#### STATED TASK
Look through the records below and give the number of lines holding the string "this", nothing more.

___ EXERCISE INPUTS

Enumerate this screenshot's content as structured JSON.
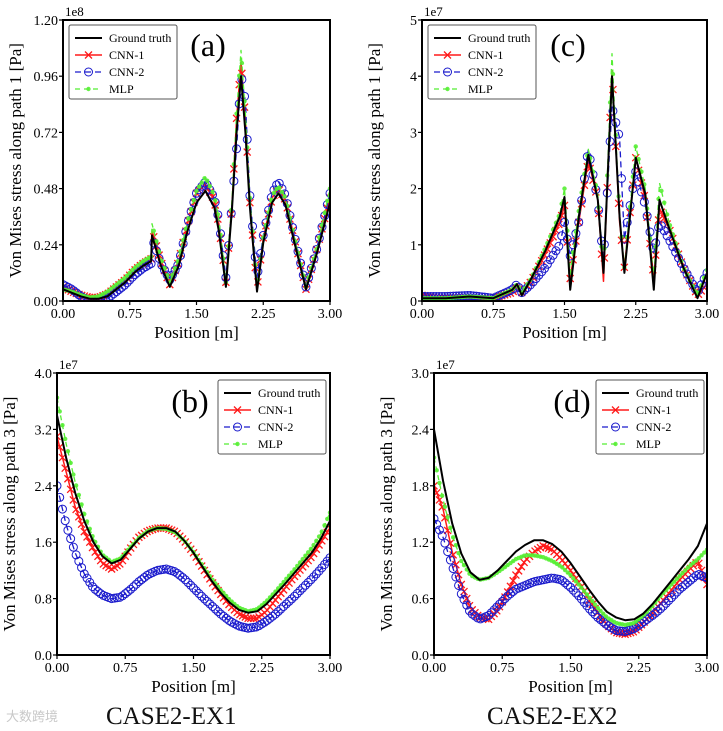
{
  "watermark": "大数跨境",
  "captions": [
    "CASE2-EX1",
    "CASE2-EX2"
  ],
  "colors": {
    "ground_truth": "#000000",
    "cnn1": "#ff1a1a",
    "cnn2": "#1a1acc",
    "mlp": "#55ee33"
  },
  "chart_data": [
    {
      "id": "a",
      "type": "line",
      "panel_label": "(a)",
      "xlabel": "Position [m]",
      "ylabel": "Von Mises stress along path 1 [Pa]",
      "scale": "1e8",
      "xlim": [
        0,
        3
      ],
      "ylim": [
        0,
        1.2
      ],
      "xticks": [
        0,
        0.75,
        1.5,
        2.25,
        3
      ],
      "xtick_labels": [
        "0.00",
        "0.75",
        "1.50",
        "2.25",
        "3.00"
      ],
      "yticks": [
        0,
        0.24,
        0.48,
        0.72,
        0.96,
        1.2
      ],
      "ytick_labels": [
        "0.00",
        "0.24",
        "0.48",
        "0.72",
        "0.96",
        "1.20"
      ],
      "legend": "top-left",
      "x": [
        0,
        0.1,
        0.2,
        0.3,
        0.4,
        0.5,
        0.6,
        0.7,
        0.8,
        0.9,
        0.99,
        1.0,
        1.1,
        1.2,
        1.3,
        1.4,
        1.5,
        1.6,
        1.7,
        1.75,
        1.83,
        1.9,
        1.95,
        2.0,
        2.05,
        2.1,
        2.18,
        2.25,
        2.35,
        2.42,
        2.5,
        2.6,
        2.73,
        2.85,
        3.0
      ],
      "series": [
        {
          "name": "Ground truth",
          "values": [
            0.05,
            0.035,
            0.02,
            0.01,
            0.01,
            0.02,
            0.05,
            0.08,
            0.12,
            0.15,
            0.17,
            0.28,
            0.15,
            0.06,
            0.15,
            0.3,
            0.42,
            0.47,
            0.4,
            0.3,
            0.06,
            0.4,
            0.72,
            0.96,
            0.72,
            0.4,
            0.04,
            0.25,
            0.42,
            0.46,
            0.41,
            0.25,
            0.05,
            0.2,
            0.42
          ]
        },
        {
          "name": "CNN-1",
          "values": [
            0.06,
            0.04,
            0.025,
            0.015,
            0.015,
            0.03,
            0.06,
            0.09,
            0.13,
            0.16,
            0.18,
            0.3,
            0.17,
            0.07,
            0.17,
            0.33,
            0.46,
            0.5,
            0.43,
            0.33,
            0.08,
            0.42,
            0.78,
            1.02,
            0.78,
            0.42,
            0.05,
            0.27,
            0.44,
            0.48,
            0.43,
            0.27,
            0.05,
            0.22,
            0.44
          ]
        },
        {
          "name": "CNN-2",
          "values": [
            0.07,
            0.05,
            0.02,
            0.0,
            0.0,
            0.01,
            0.04,
            0.07,
            0.11,
            0.14,
            0.16,
            0.27,
            0.16,
            0.09,
            0.16,
            0.33,
            0.46,
            0.51,
            0.44,
            0.35,
            0.1,
            0.42,
            0.65,
            0.97,
            0.85,
            0.45,
            0.1,
            0.28,
            0.46,
            0.51,
            0.45,
            0.28,
            0.06,
            0.22,
            0.46
          ]
        },
        {
          "name": "MLP",
          "values": [
            0.05,
            0.04,
            0.025,
            0.015,
            0.02,
            0.04,
            0.07,
            0.1,
            0.14,
            0.17,
            0.19,
            0.33,
            0.18,
            0.08,
            0.18,
            0.34,
            0.47,
            0.53,
            0.45,
            0.35,
            0.08,
            0.44,
            0.8,
            1.07,
            0.8,
            0.44,
            0.06,
            0.27,
            0.45,
            0.49,
            0.44,
            0.27,
            0.06,
            0.22,
            0.48
          ]
        }
      ]
    },
    {
      "id": "c",
      "type": "line",
      "panel_label": "(c)",
      "xlabel": "Position [m]",
      "ylabel": "Von Mises stress along path 1 [Pa]",
      "scale": "1e7",
      "xlim": [
        0,
        3
      ],
      "ylim": [
        0,
        5
      ],
      "xticks": [
        0,
        0.75,
        1.5,
        2.25,
        3
      ],
      "xtick_labels": [
        "0.00",
        "0.75",
        "1.50",
        "2.25",
        "3.00"
      ],
      "yticks": [
        0,
        1,
        2,
        3,
        4,
        5
      ],
      "ytick_labels": [
        "0",
        "1",
        "2",
        "3",
        "4",
        "5"
      ],
      "legend": "top-left",
      "x": [
        0,
        0.25,
        0.5,
        0.75,
        0.95,
        1.0,
        1.05,
        1.15,
        1.3,
        1.45,
        1.5,
        1.56,
        1.65,
        1.75,
        1.85,
        1.91,
        2.0,
        2.08,
        2.13,
        2.25,
        2.35,
        2.44,
        2.5,
        2.6,
        2.75,
        2.9,
        3.0
      ],
      "series": [
        {
          "name": "Ground truth",
          "values": [
            0.05,
            0.05,
            0.08,
            0.05,
            0.2,
            0.3,
            0.1,
            0.4,
            0.9,
            1.5,
            1.85,
            0.2,
            1.5,
            2.6,
            1.8,
            0.5,
            4.0,
            1.5,
            0.5,
            2.55,
            1.9,
            0.2,
            1.8,
            1.3,
            0.6,
            0.05,
            0.5
          ]
        },
        {
          "name": "CNN-1",
          "values": [
            0.1,
            0.05,
            0.05,
            0.05,
            0.15,
            0.25,
            0.15,
            0.35,
            0.85,
            1.4,
            1.7,
            0.4,
            1.4,
            2.5,
            1.8,
            0.35,
            4.1,
            1.4,
            0.6,
            2.55,
            1.8,
            0.4,
            1.65,
            1.3,
            0.6,
            0.1,
            0.3
          ]
        },
        {
          "name": "CNN-2",
          "values": [
            0.08,
            0.08,
            0.1,
            0.05,
            0.2,
            0.3,
            0.15,
            0.3,
            0.6,
            1.0,
            1.4,
            0.8,
            1.4,
            2.7,
            1.8,
            0.7,
            3.45,
            2.9,
            1.1,
            2.3,
            1.7,
            0.85,
            1.4,
            1.1,
            0.6,
            0.15,
            0.5
          ]
        },
        {
          "name": "MLP",
          "values": [
            0.05,
            0.05,
            0.08,
            0.05,
            0.2,
            0.3,
            0.15,
            0.4,
            0.95,
            1.55,
            2.0,
            0.5,
            1.6,
            2.7,
            1.9,
            0.5,
            4.4,
            1.5,
            0.6,
            2.75,
            2.0,
            0.4,
            2.1,
            1.4,
            0.6,
            0.1,
            0.55
          ]
        }
      ]
    },
    {
      "id": "b",
      "type": "line",
      "panel_label": "(b)",
      "xlabel": "Position [m]",
      "ylabel": "Von Mises stress along path 3 [Pa]",
      "scale": "1e7",
      "xlim": [
        0,
        3
      ],
      "ylim": [
        0,
        4
      ],
      "xticks": [
        0,
        0.75,
        1.5,
        2.25,
        3
      ],
      "xtick_labels": [
        "0.00",
        "0.75",
        "1.50",
        "2.25",
        "3.00"
      ],
      "yticks": [
        0,
        0.8,
        1.6,
        2.4,
        3.2,
        4.0
      ],
      "ytick_labels": [
        "0.0",
        "0.8",
        "1.6",
        "2.4",
        "3.2",
        "4.0"
      ],
      "legend": "top-right",
      "x": [
        0,
        0.1,
        0.2,
        0.3,
        0.4,
        0.5,
        0.6,
        0.7,
        0.8,
        0.9,
        1.0,
        1.1,
        1.2,
        1.3,
        1.4,
        1.5,
        1.6,
        1.7,
        1.8,
        1.9,
        2.0,
        2.1,
        2.2,
        2.3,
        2.4,
        2.5,
        2.6,
        2.7,
        2.8,
        2.9,
        3.0
      ],
      "series": [
        {
          "name": "Ground truth",
          "values": [
            3.4,
            2.8,
            2.3,
            1.9,
            1.6,
            1.4,
            1.3,
            1.35,
            1.5,
            1.65,
            1.75,
            1.8,
            1.8,
            1.75,
            1.62,
            1.45,
            1.25,
            1.05,
            0.88,
            0.74,
            0.64,
            0.6,
            0.62,
            0.72,
            0.86,
            1.0,
            1.15,
            1.3,
            1.45,
            1.65,
            1.9
          ]
        },
        {
          "name": "CNN-1",
          "values": [
            3.1,
            2.6,
            2.1,
            1.75,
            1.5,
            1.3,
            1.22,
            1.3,
            1.5,
            1.67,
            1.76,
            1.8,
            1.8,
            1.75,
            1.62,
            1.45,
            1.24,
            1.04,
            0.86,
            0.7,
            0.58,
            0.52,
            0.52,
            0.62,
            0.78,
            0.94,
            1.1,
            1.25,
            1.4,
            1.6,
            1.8
          ]
        },
        {
          "name": "CNN-2",
          "values": [
            2.4,
            1.85,
            1.45,
            1.15,
            0.95,
            0.85,
            0.8,
            0.82,
            0.92,
            1.04,
            1.14,
            1.2,
            1.22,
            1.18,
            1.08,
            0.95,
            0.82,
            0.7,
            0.58,
            0.48,
            0.41,
            0.38,
            0.4,
            0.48,
            0.58,
            0.7,
            0.82,
            0.95,
            1.08,
            1.22,
            1.38
          ]
        },
        {
          "name": "MLP",
          "values": [
            3.65,
            3.0,
            2.45,
            2.0,
            1.65,
            1.42,
            1.32,
            1.37,
            1.52,
            1.66,
            1.76,
            1.8,
            1.79,
            1.74,
            1.62,
            1.46,
            1.27,
            1.08,
            0.92,
            0.78,
            0.67,
            0.62,
            0.65,
            0.76,
            0.9,
            1.05,
            1.2,
            1.36,
            1.52,
            1.72,
            2.02
          ]
        }
      ]
    },
    {
      "id": "d",
      "type": "line",
      "panel_label": "(d)",
      "xlabel": "Position [m]",
      "ylabel": "Von Mises stress along path 3 [Pa]",
      "scale": "1e7",
      "xlim": [
        0,
        3
      ],
      "ylim": [
        0,
        3
      ],
      "xticks": [
        0,
        0.75,
        1.5,
        2.25,
        3
      ],
      "xtick_labels": [
        "0.00",
        "0.75",
        "1.50",
        "2.25",
        "3.00"
      ],
      "yticks": [
        0,
        0.6,
        1.2,
        1.8,
        2.4,
        3.0
      ],
      "ytick_labels": [
        "0.0",
        "0.6",
        "1.2",
        "1.8",
        "2.4",
        "3.0"
      ],
      "legend": "top-right",
      "x": [
        0,
        0.1,
        0.2,
        0.3,
        0.4,
        0.5,
        0.6,
        0.7,
        0.8,
        0.9,
        1.0,
        1.1,
        1.2,
        1.3,
        1.4,
        1.5,
        1.6,
        1.7,
        1.8,
        1.9,
        2.0,
        2.1,
        2.2,
        2.3,
        2.4,
        2.5,
        2.6,
        2.7,
        2.8,
        2.9,
        3.0
      ],
      "series": [
        {
          "name": "Ground truth",
          "values": [
            2.4,
            1.85,
            1.4,
            1.08,
            0.88,
            0.8,
            0.82,
            0.9,
            1.0,
            1.1,
            1.17,
            1.22,
            1.22,
            1.18,
            1.1,
            0.98,
            0.84,
            0.7,
            0.57,
            0.46,
            0.4,
            0.37,
            0.38,
            0.44,
            0.54,
            0.66,
            0.78,
            0.9,
            1.02,
            1.16,
            1.4
          ]
        },
        {
          "name": "CNN-1",
          "values": [
            1.8,
            1.55,
            1.1,
            0.75,
            0.5,
            0.4,
            0.38,
            0.48,
            0.65,
            0.85,
            1.0,
            1.1,
            1.16,
            1.12,
            1.02,
            0.9,
            0.76,
            0.6,
            0.45,
            0.32,
            0.24,
            0.22,
            0.25,
            0.34,
            0.45,
            0.56,
            0.68,
            0.8,
            0.9,
            1.0,
            0.75
          ]
        },
        {
          "name": "CNN-2",
          "values": [
            1.45,
            1.25,
            0.95,
            0.65,
            0.45,
            0.38,
            0.42,
            0.52,
            0.62,
            0.7,
            0.74,
            0.78,
            0.8,
            0.82,
            0.8,
            0.72,
            0.62,
            0.5,
            0.4,
            0.32,
            0.26,
            0.25,
            0.28,
            0.35,
            0.42,
            0.5,
            0.6,
            0.7,
            0.78,
            0.86,
            0.82
          ]
        },
        {
          "name": "MLP",
          "values": [
            2.1,
            1.65,
            1.28,
            1.0,
            0.85,
            0.8,
            0.82,
            0.88,
            0.95,
            1.02,
            1.06,
            1.06,
            1.04,
            1.0,
            0.94,
            0.85,
            0.74,
            0.62,
            0.5,
            0.4,
            0.34,
            0.32,
            0.34,
            0.42,
            0.52,
            0.64,
            0.74,
            0.84,
            0.94,
            1.02,
            1.12
          ]
        }
      ]
    }
  ]
}
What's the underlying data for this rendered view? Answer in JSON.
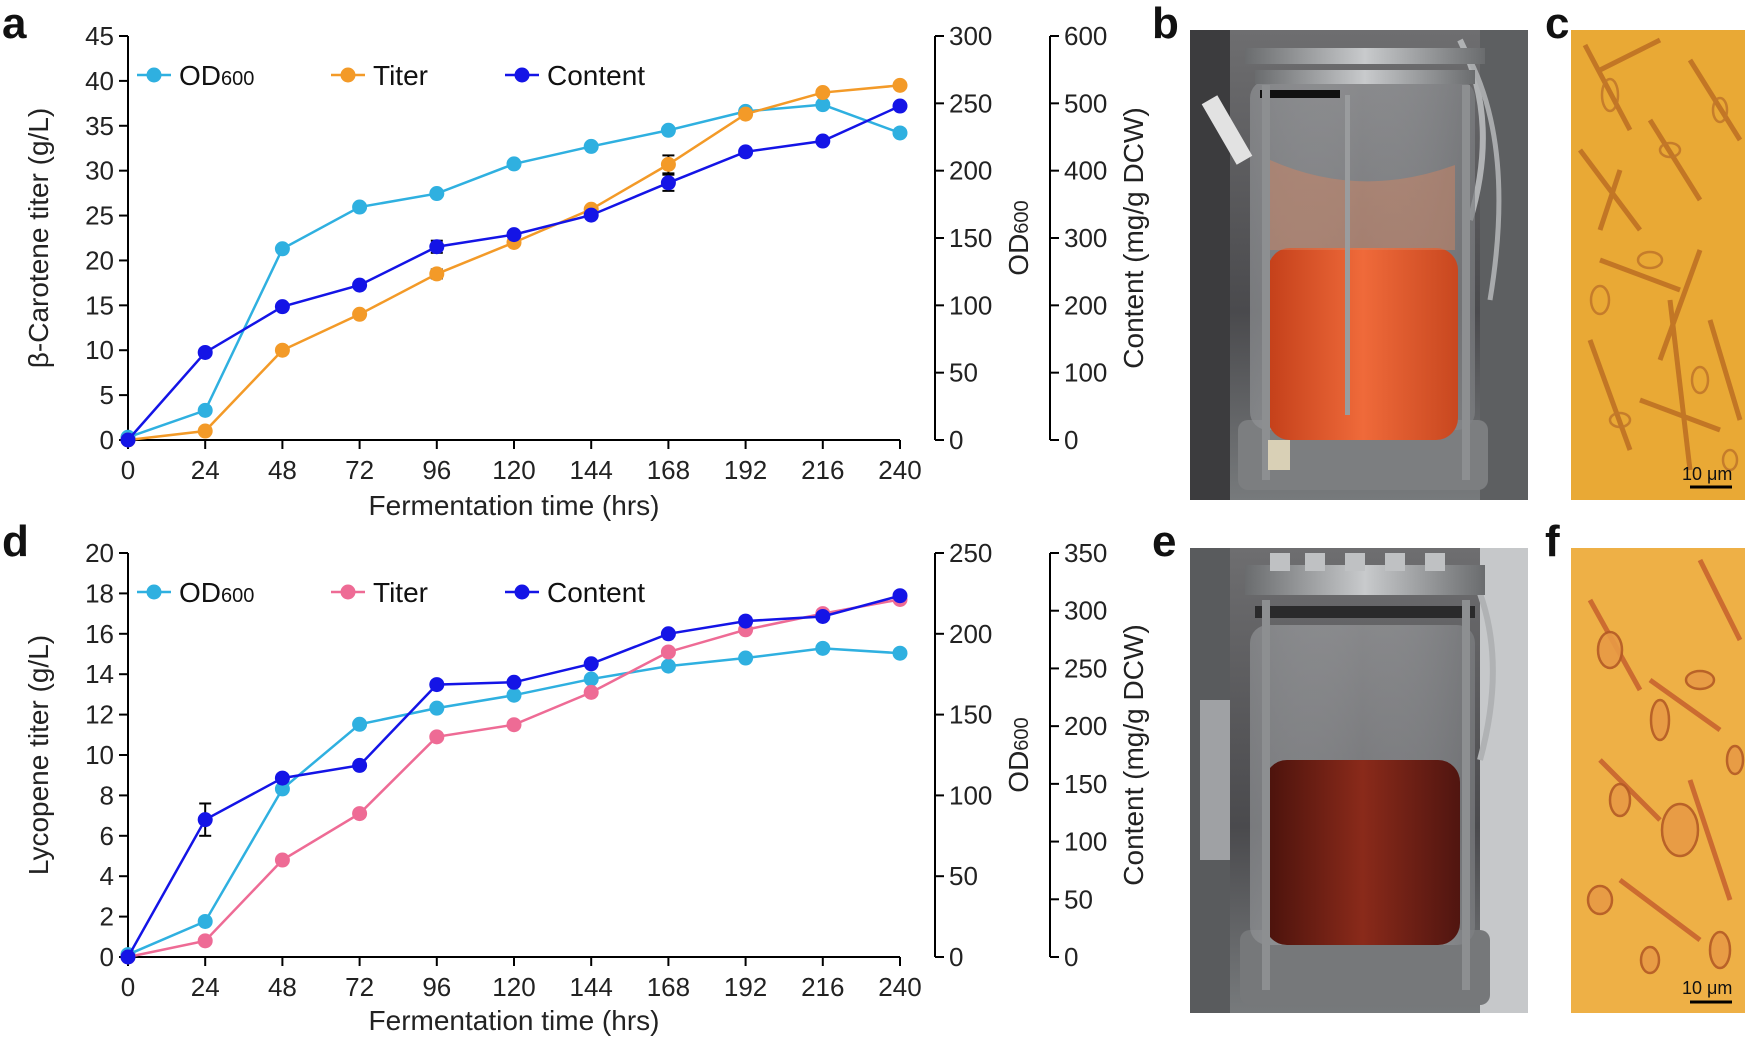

______

#### THE ANSWER
2